ФРАГМЕНТ ТЕКСТА:
В 1949 году, в оставшемся тогда неопубликованным некрологе Михоэлсу, Эфрос писал: «А в отношении сценических форм и постановочного стиля вообще, казалось, не о чем было думать. Можно сказать, что это как бы решалось само собой. Новые, послеоктябрьские родившиеся и рождавшиеся театры почти все “левачили”, орудовали “революционной формой”, — и было бы, казалось нам, странно, обидно и даже недопустимо, чтобы молодой еврейский театр оказался “не на высоте положения”: в московский ГОСЕТ сразу, твердой стопой вошли экспрессионисты и конструктивисты — прежде всего Марк Шагал, потом Исаак Рабинович, а за ним Натан Альтман, а дальше Д. Штеренберг и Р. Фальк»[67]. М.З. Шагал (художник «Вечера Шолом-Алейхема») свидетельствовал, что он понял свою миссию как борьбу с натуралистической традицией: «…вот возможность перевернуть старый еврейский театр с его психологическим натурализмом и фальшивыми бородами. Наконец-то я смогу развернуться и здесь, на стенах, выразить то, что считаю необходимым для возрождения национального театра»[68]. И в итоге, по мнению современников, поэтику «Вечера Шолом-Алейхема» определил не Шолом-Алейхем, но Шагал: «В конце концов вечер Шолом-Алейхема проходил, так сказать, в виде оживших картин Шагала»[69].
После «Вечера Шолом-Алейхема» сотрудничество Еврейского театра с Шагалом прервалось, и в дальнейшем Грановский работал с другими художниками, которые также представляли авангард, но в совершенно другой его версии. Эфрос полагал, что основным оппонентом линии Шагала объективно выступил Н.И. Альтман. Если Шагал был «самым “жидовитым”», то Альтман «начал вторую линию Еврейского театра»: «Театр формировался вместе с ним и при его помощи. <…> Альтман, это — европейская линия»[70]. Другими словами, если Шагал реализовал авангардно-этническую линию интерпретации идишистской культуры, то Альтман — авангардно-западническую.

ОБЯЗАТЕЛЬНЫЕ ЗАДАНИЯ:
• 1. Установите, соответствуют ли фрагменту о ГОСЕТе утверждения (a), (b), (c). Для каждого дайте ответ «да» или «нет» и дословно приведите решающие слова фрагмента.
(a) Некролог Михоэлсу, написанный Эфросом в 1949 году, тогда же был опубликован.
(b) Шагал был художником «Вечера Шолом-Алейхема».
(c) После «Вечера Шолом-Алейхема» Еврейский театр продолжил сотрудничать с Шагалом.
• 2. Ответьте по фрагменту о ГОСЕТе на вопросы (a), (b), (c):
(a) Как Шагал, по его свидетельству, понял свою миссию?
(b) Кого Эфрос считал основным оппонентом линии Шагала?
(c) Как Эфрос назвал линию Альтмана?
• 3. Продолжите фрагмент о ГОСЕТе, начиная сразу после его последнего предложения.

ИСХОДНЫЕ ДАННЫЕ:
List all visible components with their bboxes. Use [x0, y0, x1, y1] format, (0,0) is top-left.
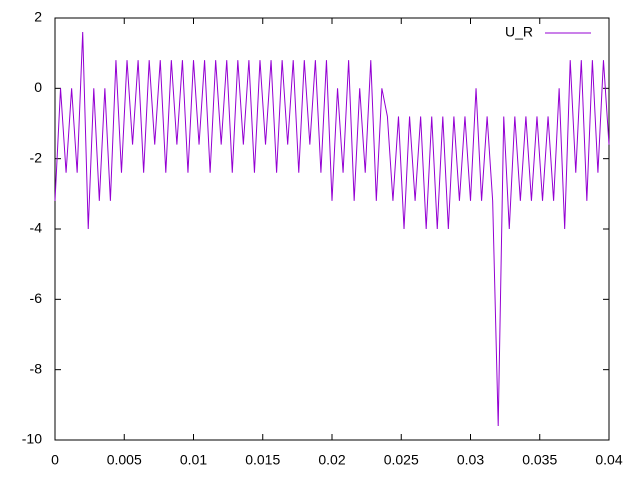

ОТВЕТЫ:
• 1.
(a) Нет: «в оставшемся тогда неопубликованным некрологе Михоэлсу».
(b) Да: «М.З. Шагал (художник «Вечера Шолом-Алейхема»)».
(c) Нет: «После «Вечера Шолом-Алейхема» сотрудничество Еврейского театра с Шагалом прервалось».

• 2.
(a) Как борьбу с натуралистической традицией.
(b) Н.И. Альтмана.
(c) Европейской линией.

• 3.
В пространном этюде об Альтмане (опубликован в 1922 году — в начальную пору Еврейского театра) Эфрос не столько характеризовал конкретного художника (который, по воспоминаниям А.В. Азарх-Грановской, «эту книжку видеть не мог — так он злился»[71]), сколько использовал его фигуру для символизации определенной модели национального жизнестроительства. В видении критика Альтман — еврейский юноша из местечка, который, однако, освоился в Париже и вернулся идеальным манипулятором, блистательно приспосабливающимся к художественной моде, который «сразу приобщился к крупнейшим кошелькам художественной биржи»[72]. В пору кризиса авангарда он — «герой нашего времени, человек золотой середины».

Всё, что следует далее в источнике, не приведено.